-- Start --

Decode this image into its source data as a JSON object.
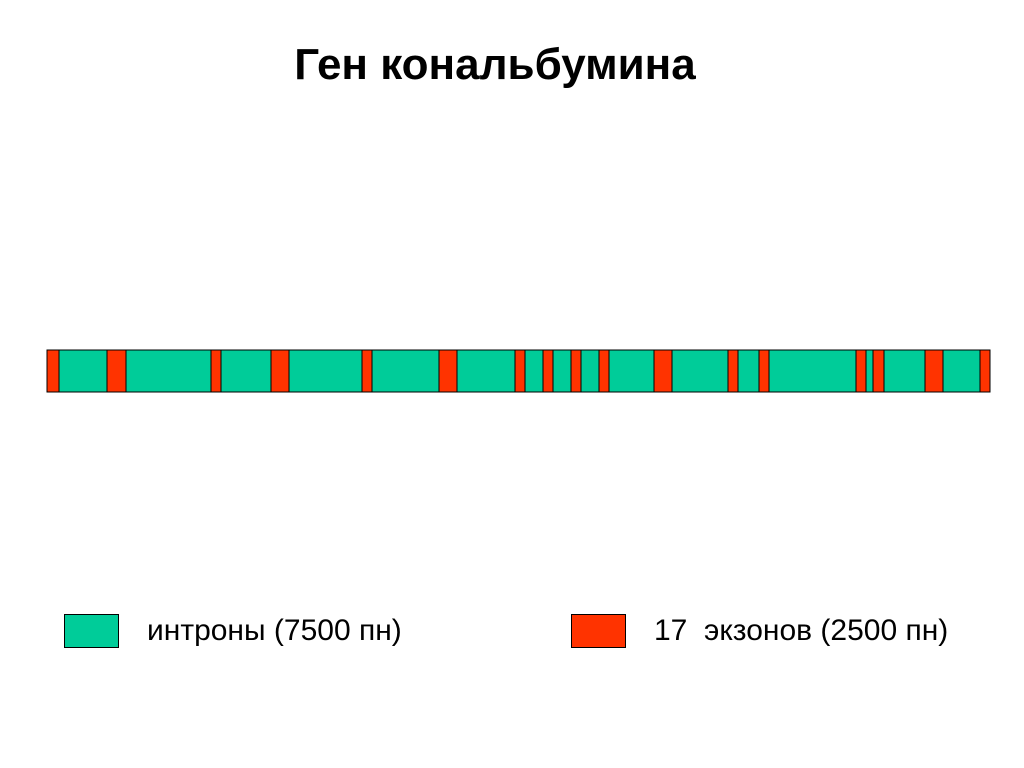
{
  "title": "Ген кональбумина",
  "colors": {
    "intron": "#00CC99",
    "exon": "#FF3300",
    "outline": "#000000"
  },
  "legend": {
    "intron_label": "интроны (7500 пн)",
    "exon_label": "17  экзонов (2500 пн)"
  },
  "gene": {
    "exon_count": 17,
    "exon_bp_total": 2500,
    "intron_bp_total": 7500
  }
}
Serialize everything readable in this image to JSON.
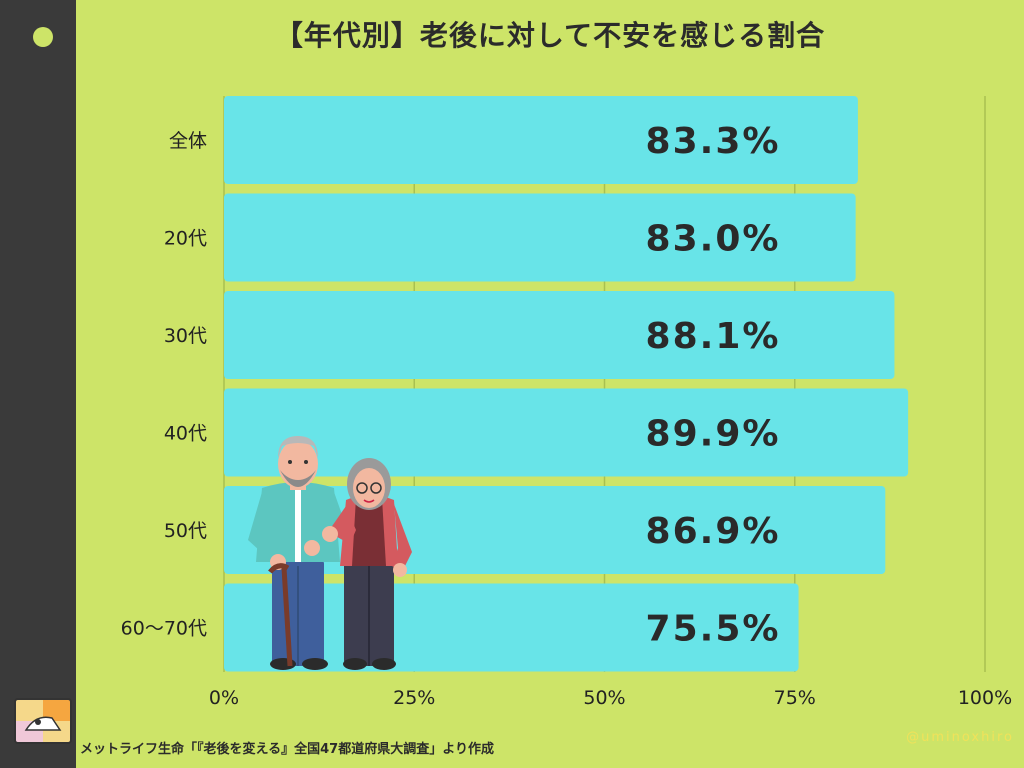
{
  "title": "【年代別】老後に対して不安を感じる割合",
  "source": "メットライフ生命「『老後を変える』全国47都道府県大調査」より作成",
  "credit": "@uminoxhiro",
  "colors": {
    "background": "#cde468",
    "bar": "#68e4e8",
    "sidebar": "#3a3a3a",
    "grid": "#a9c050"
  },
  "chart_data": {
    "type": "bar",
    "orientation": "horizontal",
    "categories": [
      "全体",
      "20代",
      "30代",
      "40代",
      "50代",
      "60〜70代"
    ],
    "values": [
      83.3,
      83.0,
      88.1,
      89.9,
      86.9,
      75.5
    ],
    "value_labels": [
      "83.3%",
      "83.0%",
      "88.1%",
      "89.9%",
      "86.9%",
      "75.5%"
    ],
    "xlim": [
      0,
      100
    ],
    "x_ticks": [
      0,
      25,
      50,
      75,
      100
    ],
    "x_tick_labels": [
      "0%",
      "25%",
      "50%",
      "75%",
      "100%"
    ],
    "grid": true
  }
}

-- End --

=== What needs to be done ===
Copy everything in the records above except the pictures, exactly as written.

=== The reply ===
Decode this image into its source data as a JSON object.
{
  "title": "Ген кональбумина",
  "colors": {
    "intron": "#00CC99",
    "exon": "#FF3300",
    "outline": "#000000"
  },
  "legend": {
    "intron_label": "интроны (7500 пн)",
    "exon_label": "17  экзонов (2500 пн)"
  },
  "gene": {
    "exon_count": 17,
    "exon_bp_total": 2500,
    "intron_bp_total": 7500
  }
}
Serialize everything readable in this image to JSON.
{
  "title": "【年代別】老後に対して不安を感じる割合",
  "source": "メットライフ生命「『老後を変える』全国47都道府県大調査」より作成",
  "credit": "@uminoxhiro",
  "colors": {
    "background": "#cde468",
    "bar": "#68e4e8",
    "sidebar": "#3a3a3a",
    "grid": "#a9c050"
  },
  "chart_data": {
    "type": "bar",
    "orientation": "horizontal",
    "categories": [
      "全体",
      "20代",
      "30代",
      "40代",
      "50代",
      "60〜70代"
    ],
    "values": [
      83.3,
      83.0,
      88.1,
      89.9,
      86.9,
      75.5
    ],
    "value_labels": [
      "83.3%",
      "83.0%",
      "88.1%",
      "89.9%",
      "86.9%",
      "75.5%"
    ],
    "xlim": [
      0,
      100
    ],
    "x_ticks": [
      0,
      25,
      50,
      75,
      100
    ],
    "x_tick_labels": [
      "0%",
      "25%",
      "50%",
      "75%",
      "100%"
    ],
    "grid": true
  }
}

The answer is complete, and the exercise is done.